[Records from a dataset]
----------

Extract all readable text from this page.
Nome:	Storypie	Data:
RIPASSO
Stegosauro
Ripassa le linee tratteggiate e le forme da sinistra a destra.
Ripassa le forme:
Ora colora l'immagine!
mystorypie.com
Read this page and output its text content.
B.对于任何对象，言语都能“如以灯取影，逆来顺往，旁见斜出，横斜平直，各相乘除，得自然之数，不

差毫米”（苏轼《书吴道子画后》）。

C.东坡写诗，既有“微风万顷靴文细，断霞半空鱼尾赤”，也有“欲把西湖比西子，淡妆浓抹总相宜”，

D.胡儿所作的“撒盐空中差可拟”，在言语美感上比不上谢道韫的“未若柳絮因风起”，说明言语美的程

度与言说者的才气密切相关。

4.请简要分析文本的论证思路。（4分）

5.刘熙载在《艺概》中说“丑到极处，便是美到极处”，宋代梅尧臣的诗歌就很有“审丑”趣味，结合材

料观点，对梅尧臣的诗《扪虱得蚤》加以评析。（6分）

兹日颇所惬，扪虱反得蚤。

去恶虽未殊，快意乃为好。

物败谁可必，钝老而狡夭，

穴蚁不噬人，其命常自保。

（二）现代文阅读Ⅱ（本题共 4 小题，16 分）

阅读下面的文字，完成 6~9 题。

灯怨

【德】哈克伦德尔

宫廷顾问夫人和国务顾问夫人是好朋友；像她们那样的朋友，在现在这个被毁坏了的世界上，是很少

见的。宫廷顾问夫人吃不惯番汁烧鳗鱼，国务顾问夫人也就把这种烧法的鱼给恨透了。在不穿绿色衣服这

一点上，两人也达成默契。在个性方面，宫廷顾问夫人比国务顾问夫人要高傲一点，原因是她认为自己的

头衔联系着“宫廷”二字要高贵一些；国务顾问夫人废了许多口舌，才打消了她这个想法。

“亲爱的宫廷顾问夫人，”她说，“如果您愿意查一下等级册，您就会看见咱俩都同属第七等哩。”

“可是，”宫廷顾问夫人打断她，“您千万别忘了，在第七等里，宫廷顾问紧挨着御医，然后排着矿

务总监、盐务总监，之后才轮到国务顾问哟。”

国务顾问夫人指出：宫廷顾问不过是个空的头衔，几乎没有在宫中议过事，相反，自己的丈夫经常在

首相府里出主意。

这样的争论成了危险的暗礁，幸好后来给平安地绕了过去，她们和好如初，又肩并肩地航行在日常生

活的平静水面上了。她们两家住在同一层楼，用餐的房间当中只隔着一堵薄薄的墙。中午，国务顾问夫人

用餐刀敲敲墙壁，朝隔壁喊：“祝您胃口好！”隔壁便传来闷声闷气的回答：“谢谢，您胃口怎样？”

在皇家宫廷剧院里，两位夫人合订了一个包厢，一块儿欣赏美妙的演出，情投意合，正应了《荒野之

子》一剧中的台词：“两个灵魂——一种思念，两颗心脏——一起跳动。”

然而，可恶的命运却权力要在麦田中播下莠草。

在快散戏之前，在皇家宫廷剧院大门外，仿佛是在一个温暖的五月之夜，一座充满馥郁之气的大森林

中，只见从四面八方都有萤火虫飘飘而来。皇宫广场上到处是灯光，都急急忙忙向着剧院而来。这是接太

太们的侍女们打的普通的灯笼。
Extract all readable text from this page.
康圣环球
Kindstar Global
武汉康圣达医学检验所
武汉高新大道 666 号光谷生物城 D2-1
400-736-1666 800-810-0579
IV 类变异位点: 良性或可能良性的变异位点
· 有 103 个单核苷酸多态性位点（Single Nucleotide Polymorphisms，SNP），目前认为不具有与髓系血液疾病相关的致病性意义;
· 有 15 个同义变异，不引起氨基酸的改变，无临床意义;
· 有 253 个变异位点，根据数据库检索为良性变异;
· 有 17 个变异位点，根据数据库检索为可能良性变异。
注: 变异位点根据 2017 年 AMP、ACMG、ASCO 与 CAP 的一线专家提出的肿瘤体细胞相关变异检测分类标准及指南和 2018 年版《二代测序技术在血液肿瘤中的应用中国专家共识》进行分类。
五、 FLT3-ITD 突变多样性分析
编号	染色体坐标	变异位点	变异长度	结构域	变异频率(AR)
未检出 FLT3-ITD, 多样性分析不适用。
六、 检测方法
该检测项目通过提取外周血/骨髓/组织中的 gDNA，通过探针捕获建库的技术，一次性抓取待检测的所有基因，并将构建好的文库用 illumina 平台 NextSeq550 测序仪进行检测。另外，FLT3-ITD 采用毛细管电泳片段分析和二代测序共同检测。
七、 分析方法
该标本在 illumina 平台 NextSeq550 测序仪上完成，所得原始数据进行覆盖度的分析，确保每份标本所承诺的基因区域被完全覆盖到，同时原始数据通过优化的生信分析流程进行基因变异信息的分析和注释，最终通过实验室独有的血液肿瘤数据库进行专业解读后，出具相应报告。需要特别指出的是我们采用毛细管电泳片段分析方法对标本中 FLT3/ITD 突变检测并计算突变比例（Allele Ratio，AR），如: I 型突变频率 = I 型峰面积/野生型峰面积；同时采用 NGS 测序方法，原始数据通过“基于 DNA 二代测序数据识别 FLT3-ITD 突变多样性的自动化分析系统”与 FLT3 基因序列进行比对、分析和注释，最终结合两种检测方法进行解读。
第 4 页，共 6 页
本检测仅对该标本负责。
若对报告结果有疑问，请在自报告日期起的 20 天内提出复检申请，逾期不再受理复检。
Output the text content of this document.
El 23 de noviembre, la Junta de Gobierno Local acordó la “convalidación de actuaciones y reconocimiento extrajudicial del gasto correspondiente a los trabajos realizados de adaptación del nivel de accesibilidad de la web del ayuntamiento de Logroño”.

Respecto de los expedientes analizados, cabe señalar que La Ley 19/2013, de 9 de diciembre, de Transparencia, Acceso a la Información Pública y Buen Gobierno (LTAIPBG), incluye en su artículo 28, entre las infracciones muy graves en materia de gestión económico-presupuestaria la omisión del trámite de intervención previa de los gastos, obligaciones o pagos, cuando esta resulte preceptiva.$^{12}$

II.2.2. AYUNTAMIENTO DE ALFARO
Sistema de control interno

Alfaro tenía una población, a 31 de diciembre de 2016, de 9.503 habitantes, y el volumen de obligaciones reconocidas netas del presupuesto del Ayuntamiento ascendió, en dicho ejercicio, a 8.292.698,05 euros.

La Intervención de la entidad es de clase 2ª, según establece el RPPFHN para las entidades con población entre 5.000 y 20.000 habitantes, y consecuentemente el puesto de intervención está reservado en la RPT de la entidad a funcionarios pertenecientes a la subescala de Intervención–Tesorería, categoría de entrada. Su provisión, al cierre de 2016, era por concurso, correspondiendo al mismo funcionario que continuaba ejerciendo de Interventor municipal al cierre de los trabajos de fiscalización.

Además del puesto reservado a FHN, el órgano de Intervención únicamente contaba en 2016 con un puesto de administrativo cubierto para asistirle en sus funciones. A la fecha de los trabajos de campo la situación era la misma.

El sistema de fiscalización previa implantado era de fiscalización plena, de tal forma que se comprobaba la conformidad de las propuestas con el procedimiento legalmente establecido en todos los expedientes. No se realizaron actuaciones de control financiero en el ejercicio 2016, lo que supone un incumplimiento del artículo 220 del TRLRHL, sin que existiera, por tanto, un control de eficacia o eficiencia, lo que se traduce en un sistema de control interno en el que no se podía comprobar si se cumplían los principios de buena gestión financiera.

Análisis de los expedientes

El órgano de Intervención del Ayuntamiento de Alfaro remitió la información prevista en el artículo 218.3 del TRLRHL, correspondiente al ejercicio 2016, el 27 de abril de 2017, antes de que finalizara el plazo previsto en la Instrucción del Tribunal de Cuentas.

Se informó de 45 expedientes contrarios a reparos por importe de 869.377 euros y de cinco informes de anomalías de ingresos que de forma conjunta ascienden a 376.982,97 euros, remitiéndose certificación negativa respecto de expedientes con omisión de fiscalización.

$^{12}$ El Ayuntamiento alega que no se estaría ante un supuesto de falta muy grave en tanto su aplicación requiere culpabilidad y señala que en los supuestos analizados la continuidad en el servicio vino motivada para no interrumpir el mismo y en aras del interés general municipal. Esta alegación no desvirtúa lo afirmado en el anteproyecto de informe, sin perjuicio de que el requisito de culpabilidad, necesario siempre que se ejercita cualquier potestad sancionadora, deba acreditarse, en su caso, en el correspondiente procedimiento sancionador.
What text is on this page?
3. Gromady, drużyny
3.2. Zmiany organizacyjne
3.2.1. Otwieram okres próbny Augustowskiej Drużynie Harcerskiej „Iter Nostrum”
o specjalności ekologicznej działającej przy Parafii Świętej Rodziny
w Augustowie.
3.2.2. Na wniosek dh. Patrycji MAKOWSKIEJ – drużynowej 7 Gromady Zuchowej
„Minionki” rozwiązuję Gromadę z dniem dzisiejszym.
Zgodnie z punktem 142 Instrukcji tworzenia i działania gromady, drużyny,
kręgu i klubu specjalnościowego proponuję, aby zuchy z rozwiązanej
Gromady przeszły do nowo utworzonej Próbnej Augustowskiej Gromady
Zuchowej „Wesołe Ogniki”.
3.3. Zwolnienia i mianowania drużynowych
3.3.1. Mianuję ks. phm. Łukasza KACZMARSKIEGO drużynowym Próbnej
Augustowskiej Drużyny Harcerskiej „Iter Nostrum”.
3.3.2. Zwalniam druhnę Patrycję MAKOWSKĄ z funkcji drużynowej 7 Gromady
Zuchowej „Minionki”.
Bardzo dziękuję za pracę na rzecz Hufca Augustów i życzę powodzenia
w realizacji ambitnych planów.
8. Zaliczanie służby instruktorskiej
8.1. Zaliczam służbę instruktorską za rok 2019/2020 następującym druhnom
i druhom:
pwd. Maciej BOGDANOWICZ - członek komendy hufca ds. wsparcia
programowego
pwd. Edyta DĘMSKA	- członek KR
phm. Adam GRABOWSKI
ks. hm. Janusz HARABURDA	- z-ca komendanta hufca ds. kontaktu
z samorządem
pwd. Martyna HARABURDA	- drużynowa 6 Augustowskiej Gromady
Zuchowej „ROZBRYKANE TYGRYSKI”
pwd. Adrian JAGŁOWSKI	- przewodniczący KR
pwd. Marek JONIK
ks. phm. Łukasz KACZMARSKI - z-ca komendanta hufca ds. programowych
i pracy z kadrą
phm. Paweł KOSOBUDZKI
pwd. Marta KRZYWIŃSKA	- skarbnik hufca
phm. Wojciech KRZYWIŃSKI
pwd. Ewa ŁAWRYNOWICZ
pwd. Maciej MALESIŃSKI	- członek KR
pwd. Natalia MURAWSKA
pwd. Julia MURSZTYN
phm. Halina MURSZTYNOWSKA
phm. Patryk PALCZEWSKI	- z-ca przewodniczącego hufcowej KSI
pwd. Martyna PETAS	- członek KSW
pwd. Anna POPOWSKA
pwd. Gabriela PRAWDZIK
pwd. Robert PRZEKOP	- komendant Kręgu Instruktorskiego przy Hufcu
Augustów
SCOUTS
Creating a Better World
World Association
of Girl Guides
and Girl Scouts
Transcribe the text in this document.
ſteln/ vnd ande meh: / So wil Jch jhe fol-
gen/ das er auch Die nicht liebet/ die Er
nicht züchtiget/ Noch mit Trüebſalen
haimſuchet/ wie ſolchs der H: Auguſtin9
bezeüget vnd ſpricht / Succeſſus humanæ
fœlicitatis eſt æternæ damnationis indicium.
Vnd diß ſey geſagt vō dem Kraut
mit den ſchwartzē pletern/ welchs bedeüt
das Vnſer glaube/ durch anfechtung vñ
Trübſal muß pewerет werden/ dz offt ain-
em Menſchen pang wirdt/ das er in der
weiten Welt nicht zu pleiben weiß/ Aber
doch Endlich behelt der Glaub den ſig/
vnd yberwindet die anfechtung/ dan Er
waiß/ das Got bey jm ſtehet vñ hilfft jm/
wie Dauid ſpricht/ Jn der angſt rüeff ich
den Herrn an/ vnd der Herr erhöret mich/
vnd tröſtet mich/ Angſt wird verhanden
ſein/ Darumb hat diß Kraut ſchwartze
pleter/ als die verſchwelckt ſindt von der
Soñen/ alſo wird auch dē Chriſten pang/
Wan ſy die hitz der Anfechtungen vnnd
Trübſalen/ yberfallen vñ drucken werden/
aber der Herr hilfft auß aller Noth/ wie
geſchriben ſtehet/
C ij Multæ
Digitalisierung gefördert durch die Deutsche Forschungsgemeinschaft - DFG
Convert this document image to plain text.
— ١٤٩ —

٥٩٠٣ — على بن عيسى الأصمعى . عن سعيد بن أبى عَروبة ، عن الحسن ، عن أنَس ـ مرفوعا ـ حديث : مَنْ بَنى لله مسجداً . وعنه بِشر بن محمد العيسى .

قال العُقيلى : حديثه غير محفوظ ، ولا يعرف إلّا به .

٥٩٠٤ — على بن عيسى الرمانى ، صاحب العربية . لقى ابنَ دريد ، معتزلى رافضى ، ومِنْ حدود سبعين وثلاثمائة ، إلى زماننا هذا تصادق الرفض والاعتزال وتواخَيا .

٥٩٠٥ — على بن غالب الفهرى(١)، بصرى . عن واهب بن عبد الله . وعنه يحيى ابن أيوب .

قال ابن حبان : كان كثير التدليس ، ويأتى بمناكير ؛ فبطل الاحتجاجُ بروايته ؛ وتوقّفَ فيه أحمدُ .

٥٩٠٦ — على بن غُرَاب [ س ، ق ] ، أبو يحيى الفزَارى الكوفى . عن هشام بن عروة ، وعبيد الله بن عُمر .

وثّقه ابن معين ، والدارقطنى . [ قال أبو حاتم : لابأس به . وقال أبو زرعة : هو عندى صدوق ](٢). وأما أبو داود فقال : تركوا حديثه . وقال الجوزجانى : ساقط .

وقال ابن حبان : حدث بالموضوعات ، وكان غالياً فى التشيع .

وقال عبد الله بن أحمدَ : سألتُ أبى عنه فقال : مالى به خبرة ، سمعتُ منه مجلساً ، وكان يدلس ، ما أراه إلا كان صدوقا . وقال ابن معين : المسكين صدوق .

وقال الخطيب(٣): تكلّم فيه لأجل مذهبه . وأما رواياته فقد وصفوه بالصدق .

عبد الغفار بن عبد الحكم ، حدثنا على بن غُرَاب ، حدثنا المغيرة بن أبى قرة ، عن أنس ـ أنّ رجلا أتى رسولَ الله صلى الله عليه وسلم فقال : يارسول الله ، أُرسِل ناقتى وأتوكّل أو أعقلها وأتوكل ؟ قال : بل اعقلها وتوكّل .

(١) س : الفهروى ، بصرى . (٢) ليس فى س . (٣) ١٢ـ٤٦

----------

THE EXERCISE - Give a single number: the count of lines above that include the word "Kraut".

FINAL ANSWER - 2